### Task brief
Transcribe every record that appears below, exactly and in full.

### Items from a data source

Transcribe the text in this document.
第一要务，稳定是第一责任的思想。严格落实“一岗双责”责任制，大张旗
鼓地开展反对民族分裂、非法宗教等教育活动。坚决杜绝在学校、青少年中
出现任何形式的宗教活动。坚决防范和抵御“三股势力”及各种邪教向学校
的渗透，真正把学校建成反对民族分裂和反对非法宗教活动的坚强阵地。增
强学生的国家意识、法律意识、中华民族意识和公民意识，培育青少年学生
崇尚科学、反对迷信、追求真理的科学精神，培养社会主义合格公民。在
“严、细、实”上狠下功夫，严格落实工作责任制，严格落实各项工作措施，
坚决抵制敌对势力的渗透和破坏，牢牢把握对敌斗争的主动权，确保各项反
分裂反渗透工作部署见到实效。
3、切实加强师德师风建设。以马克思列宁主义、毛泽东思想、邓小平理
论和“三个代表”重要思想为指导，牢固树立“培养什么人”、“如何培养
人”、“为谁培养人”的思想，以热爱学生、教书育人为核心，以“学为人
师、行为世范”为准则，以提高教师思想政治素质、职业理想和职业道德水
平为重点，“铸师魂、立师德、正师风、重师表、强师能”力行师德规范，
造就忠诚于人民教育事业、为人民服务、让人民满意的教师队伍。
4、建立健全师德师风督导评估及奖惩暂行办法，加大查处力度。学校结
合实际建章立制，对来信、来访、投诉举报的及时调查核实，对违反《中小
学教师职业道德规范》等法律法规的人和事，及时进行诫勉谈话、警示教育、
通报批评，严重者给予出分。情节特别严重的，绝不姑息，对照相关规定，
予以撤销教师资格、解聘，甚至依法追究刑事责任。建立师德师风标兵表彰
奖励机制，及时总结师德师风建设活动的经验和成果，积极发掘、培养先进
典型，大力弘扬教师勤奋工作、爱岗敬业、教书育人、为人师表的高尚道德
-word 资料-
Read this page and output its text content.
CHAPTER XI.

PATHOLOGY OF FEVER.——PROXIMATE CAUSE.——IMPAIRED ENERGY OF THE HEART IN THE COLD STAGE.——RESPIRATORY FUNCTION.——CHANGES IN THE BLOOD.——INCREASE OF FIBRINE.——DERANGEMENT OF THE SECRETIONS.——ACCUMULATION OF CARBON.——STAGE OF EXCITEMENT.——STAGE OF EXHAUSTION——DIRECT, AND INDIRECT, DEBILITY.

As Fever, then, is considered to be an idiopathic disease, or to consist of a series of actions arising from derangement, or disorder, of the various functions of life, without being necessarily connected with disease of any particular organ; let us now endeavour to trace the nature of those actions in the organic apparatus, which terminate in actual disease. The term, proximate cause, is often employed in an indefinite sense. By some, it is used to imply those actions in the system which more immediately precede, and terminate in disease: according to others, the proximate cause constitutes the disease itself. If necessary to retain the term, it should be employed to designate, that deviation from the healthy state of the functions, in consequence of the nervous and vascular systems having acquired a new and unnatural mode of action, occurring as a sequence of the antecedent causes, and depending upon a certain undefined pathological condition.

### Result of the task
Transcribe the text in this document.
第一要务，稳定是第一责任的思想。严格落实“一岗双责”责任制，大张旗
鼓地开展反对民族分裂、非法宗教等教育活动。坚决杜绝在学校、青少年中
出现任何形式的宗教活动。坚决防范和抵御“三股势力”及各种邪教向学校
的渗透，真正把学校建成反对民族分裂和反对非法宗教活动的坚强阵地。增
强学生的国家意识、法律意识、中华民族意识和公民意识，培育青少年学生
崇尚科学、反对迷信、追求真理的科学精神，培养社会主义合格公民。在
“严、细、实”上狠下功夫，严格落实工作责任制，严格落实各项工作措施，
坚决抵制敌对势力的渗透和破坏，牢牢把握对敌斗争的主动权，确保各项反
分裂反渗透工作部署见到实效。
3、切实加强师德师风建设。以马克思列宁主义、毛泽东思想、邓小平理
论和“三个代表”重要思想为指导，牢固树立“培养什么人”、“如何培养
人”、“为谁培养人”的思想，以热爱学生、教书育人为核心，以“学为人
师、行为世范”为准则，以提高教师思想政治素质、职业理想和职业道德水
平为重点，“铸师魂、立师德、正师风、重师表、强师能”力行师德规范，
造就忠诚于人民教育事业、为人民服务、让人民满意的教师队伍。
4、建立健全师德师风督导评估及奖惩暂行办法，加大查处力度。学校结
合实际建章立制，对来信、来访、投诉举报的及时调查核实，对违反《中小
学教师职业道德规范》等法律法规的人和事，及时进行诫勉谈话、警示教育、
通报批评，严重者给予出分。情节特别严重的，绝不姑息，对照相关规定，
予以撤销教师资格、解聘，甚至依法追究刑事责任。建立师德师风标兵表彰
奖励机制，及时总结师德师风建设活动的经验和成果，积极发掘、培养先进
典型，大力弘扬教师勤奋工作、爱岗敬业、教书育人、为人师表的高尚道德
-word 资料-
Read this page and output its text content.
CHAPTER XI.

PATHOLOGY OF FEVER.——PROXIMATE CAUSE.——IMPAIRED ENERGY OF THE HEART IN THE COLD STAGE.——RESPIRATORY FUNCTION.——CHANGES IN THE BLOOD.——INCREASE OF FIBRINE.——DERANGEMENT OF THE SECRETIONS.——ACCUMULATION OF CARBON.——STAGE OF EXCITEMENT.——STAGE OF EXHAUSTION——DIRECT, AND INDIRECT, DEBILITY.

As Fever, then, is considered to be an idiopathic disease, or to consist of a series of actions arising from derangement, or disorder, of the various functions of life, without being necessarily connected with disease of any particular organ; let us now endeavour to trace the nature of those actions in the organic apparatus, which terminate in actual disease. The term, proximate cause, is often employed in an indefinite sense. By some, it is used to imply those actions in the system which more immediately precede, and terminate in disease: according to others, the proximate cause constitutes the disease itself. If necessary to retain the term, it should be employed to designate, that deviation from the healthy state of the functions, in consequence of the nervous and vascular systems having acquired a new and unnatural mode of action, occurring as a sequence of the antecedent causes, and depending upon a certain undefined pathological condition.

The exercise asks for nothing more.